◆ WORK INSTRUCTIONS:
[1] Return the passage of the OpenOffice.org comment thread between "So you can scream" and "speaking) of data.", inclusive.
[2] In the OpenOffice.org comment thread, what two routes give access to low-level widget rendering routines on Mac OS X?
[3] Do these statements agree with the OpenOffice.org comment thread? Answer each with yes or no and quote the deciding words. (a) The commenter with the disclaimer is a founder of the NeoOffice project. (b) One commenter says it takes about an hour to get their OO.org system running. (c) One commenter says they are going back to MathType and Word.

◆ DOCUMENT SEGMENT:
==================================================
The OO.o equation editor syntax is amazing, but it's useless for all but the most simplest of documents until they get the equations properly aligned. Manually aligning fives pages of equations is no fun, I can assure you.
Oh well, back to MathType and Word.
Allergy advice: Contains eggs.
Disclaimer: I am a developer of OpenOffice.org Mac OS X and a founder of the NeoOffice project.
:)
There's no support for them in Mac OS X because OpenOffice.org itself still runs in X11 on Mac OS X. The Native Widget Framework doesn't actually use native widgets at all. The way the NWF works is by introducing a new abstraction layer (first pioneered by NeoOffice/C) that allows the OOo SFX/VCL based widgets to call a platform-specific function that essentially translates to "draw a button background here" or "draw a scrollbar thumb here". On Mac OS X you can only get access to low-level widget rendering routnies through the Appearance Manager (Carbon) or the HIToolbox (Carbon/CG). Neither of those are available to X11 applications.
Besides...I think it'd be frustrating to have "Aqua-ish" buttons in an X11 app that can't even copy to the clipboard correctly. Kinda defeats the purpose putting the look onto an app that doesn't even have the right Mac OS X functionality, not to mention the "feel/UI design"
ed
This is bullshit, this is a tar.gz file on the mirrors. The author has his head up his ass.
This is the beta (hell...beta candidate) however, maybe when the final release is out?
That annoying little purple box even nags me for more stuff than clippy used to.
:O
And OO has more annoying "features" turned on by default... however, they are all listed on just a handfull of tab thingies.. so after 4 minutes or so my OO.org system is up and running without goofing up my grammer...
(I type dogs, then want to type dog(newline) and it types dogs for me.... stupid, stupid stupid)
But heck, I avoid MS office, MS and Bill Gates do enough things that I don't agree with that, I'd even work extra to not give them a penny.
The only things I need for OO to suit me, are email form letters (not for spam, I swear!) and better impress printing of multiple slides, and an embedable chart that can take data from other embeded documents, rather than manually type the entire huge dataset by hand on every change
Please use [ informative / summarizing ] SUBJECT LINES
Flame me here
Ok now the problem is you are saying what you think things should be, I'm telling you how things are. If you want an underdog product to eat away at the dominant one, one of the things you have to do is offer what people want. It doesn't matter if you think that what they want is stupid, or that they shouldn't use your thing for that, you have to give them what they want.
So you can scream until youa re blue in the face about how you shouldn't be useing a spreadsheet for financial projections, the bussiness people will say "That's nice" and go back to using Office. I'm not claiming it's the way it should be, I'm claiming it's the way it is.
However, I will note that this is the orignal reason spreadsheets were developed, and the orignal reason peopel were so excited. Accountants could use them to easily store, tabulate, and modify massive amounts (relitively speaking) of data.
Either way, it's how they like to do it and telling them "No, you are wrong" isn't going to change it.
==================================================
◆ LISTED RECORDS:
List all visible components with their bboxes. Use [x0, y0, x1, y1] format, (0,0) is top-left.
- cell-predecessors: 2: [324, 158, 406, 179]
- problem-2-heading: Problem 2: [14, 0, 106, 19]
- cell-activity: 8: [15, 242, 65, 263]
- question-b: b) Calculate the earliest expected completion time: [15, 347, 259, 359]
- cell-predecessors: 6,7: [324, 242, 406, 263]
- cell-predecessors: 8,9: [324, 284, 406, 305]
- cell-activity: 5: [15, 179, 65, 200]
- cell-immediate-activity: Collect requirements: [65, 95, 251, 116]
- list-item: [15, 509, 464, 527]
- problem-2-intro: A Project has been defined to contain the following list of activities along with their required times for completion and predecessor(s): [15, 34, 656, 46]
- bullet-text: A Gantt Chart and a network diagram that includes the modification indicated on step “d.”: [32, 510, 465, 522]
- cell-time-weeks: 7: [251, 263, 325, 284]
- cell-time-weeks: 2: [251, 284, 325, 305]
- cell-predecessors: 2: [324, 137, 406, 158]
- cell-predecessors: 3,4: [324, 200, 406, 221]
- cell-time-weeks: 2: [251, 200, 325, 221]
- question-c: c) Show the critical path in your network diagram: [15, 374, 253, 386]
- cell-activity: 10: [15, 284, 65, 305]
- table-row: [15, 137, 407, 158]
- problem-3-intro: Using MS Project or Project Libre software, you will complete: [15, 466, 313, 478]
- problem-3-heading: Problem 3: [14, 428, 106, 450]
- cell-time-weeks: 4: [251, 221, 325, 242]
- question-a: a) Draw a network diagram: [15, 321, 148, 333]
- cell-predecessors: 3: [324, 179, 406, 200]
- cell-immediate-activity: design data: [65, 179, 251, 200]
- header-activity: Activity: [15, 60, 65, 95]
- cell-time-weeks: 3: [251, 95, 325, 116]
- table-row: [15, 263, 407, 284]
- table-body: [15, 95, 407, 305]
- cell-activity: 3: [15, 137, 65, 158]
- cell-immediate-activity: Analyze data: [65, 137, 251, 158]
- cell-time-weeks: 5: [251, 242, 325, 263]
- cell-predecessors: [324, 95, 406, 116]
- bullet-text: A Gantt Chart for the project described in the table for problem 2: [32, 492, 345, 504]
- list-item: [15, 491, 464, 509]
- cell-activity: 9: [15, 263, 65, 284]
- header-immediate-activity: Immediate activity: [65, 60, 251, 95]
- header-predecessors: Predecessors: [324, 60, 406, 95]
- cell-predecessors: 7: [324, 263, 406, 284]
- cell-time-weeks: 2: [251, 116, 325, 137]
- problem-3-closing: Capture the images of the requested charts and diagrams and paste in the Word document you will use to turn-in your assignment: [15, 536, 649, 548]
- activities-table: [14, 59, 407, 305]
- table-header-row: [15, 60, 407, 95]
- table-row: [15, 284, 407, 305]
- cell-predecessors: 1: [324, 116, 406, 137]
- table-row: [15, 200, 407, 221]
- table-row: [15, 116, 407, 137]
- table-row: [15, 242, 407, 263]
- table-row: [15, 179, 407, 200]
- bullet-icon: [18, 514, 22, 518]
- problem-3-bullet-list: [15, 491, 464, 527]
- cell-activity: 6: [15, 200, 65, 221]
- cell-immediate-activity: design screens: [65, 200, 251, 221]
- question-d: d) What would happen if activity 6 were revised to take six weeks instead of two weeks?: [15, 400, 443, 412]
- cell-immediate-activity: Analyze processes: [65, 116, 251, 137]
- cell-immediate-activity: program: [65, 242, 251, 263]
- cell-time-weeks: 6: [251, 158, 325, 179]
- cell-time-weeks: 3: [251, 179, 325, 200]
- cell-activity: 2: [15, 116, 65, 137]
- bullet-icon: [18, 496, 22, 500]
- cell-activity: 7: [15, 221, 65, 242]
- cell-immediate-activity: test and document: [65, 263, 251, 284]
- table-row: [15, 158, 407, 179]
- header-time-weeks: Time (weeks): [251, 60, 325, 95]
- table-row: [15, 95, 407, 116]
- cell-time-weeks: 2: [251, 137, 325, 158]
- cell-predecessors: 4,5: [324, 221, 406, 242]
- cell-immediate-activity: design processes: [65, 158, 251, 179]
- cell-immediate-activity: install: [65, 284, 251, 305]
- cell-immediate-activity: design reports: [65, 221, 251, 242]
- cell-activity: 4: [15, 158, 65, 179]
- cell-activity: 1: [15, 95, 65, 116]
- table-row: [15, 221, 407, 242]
==================================================
◆ ANSWERS GIVEN:
[1]
So you can scream until youa re blue in the face about how you shouldn't be useing a spreadsheet for financial projections, the bussiness people will say "That's nice" and go back to using Office. I'm not claiming it's the way it should be, I'm claiming it's the way it is.
However, I will note that this is the orignal reason spreadsheets were developed, and the orignal reason peopel were so excited. Accountants could use them to easily store, tabulate, and modify massive amounts (relitively speaking) of data.

[2] The Appearance Manager (Carbon) or the HIToolbox (Carbon/CG).

[3]
(a) Yes: "a founder of the NeoOffice project"
(b) No: "after 4 minutes or so my OO.org system is up and running"
(c) Yes: "Oh well, back to MathType and Word."